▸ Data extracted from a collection
══════════════════════════════

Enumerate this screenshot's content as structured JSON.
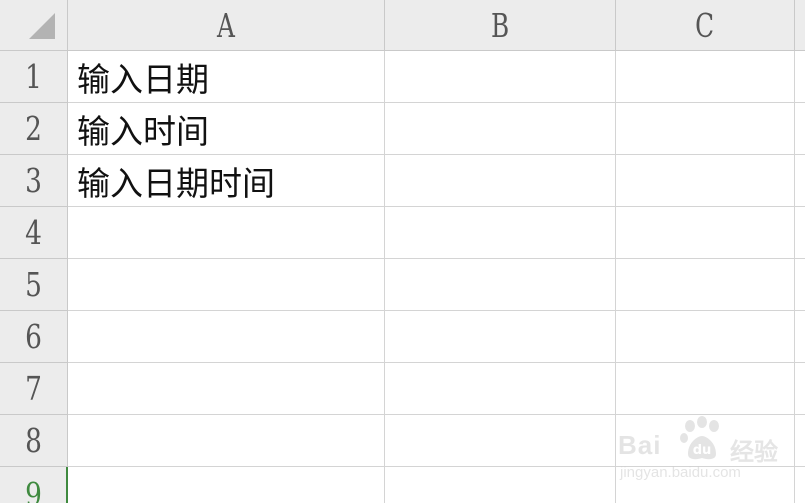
{
  "columns": [
    "A",
    "B",
    "C"
  ],
  "rows": [
    "1",
    "2",
    "3",
    "4",
    "5",
    "6",
    "7",
    "8",
    "9"
  ],
  "cells": {
    "A1": "输入日期",
    "A2": "输入时间",
    "A3": "输入日期时间"
  },
  "active_row": "9",
  "accent_color": "#3f8a3f",
  "watermark": {
    "logo": "Bai 百 经验",
    "url": "jingyan.baidu.com"
  },
  "icons": [
    "select-all-triangle-icon",
    "baidu-paw-icon"
  ]
}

══════════════════════════════

▸ Requirements
Copy every record above exactly, leaving out any pictures.

▸ Response to this task
Enumerate this screenshot's content as structured JSON.
{
  "columns": [
    "A",
    "B",
    "C"
  ],
  "rows": [
    "1",
    "2",
    "3",
    "4",
    "5",
    "6",
    "7",
    "8",
    "9"
  ],
  "cells": {
    "A1": "输入日期",
    "A2": "输入时间",
    "A3": "输入日期时间"
  },
  "active_row": "9",
  "accent_color": "#3f8a3f",
  "watermark": {
    "logo": "Bai 百 经验",
    "url": "jingyan.baidu.com"
  },
  "icons": [
    "select-all-triangle-icon",
    "baidu-paw-icon"
  ]
}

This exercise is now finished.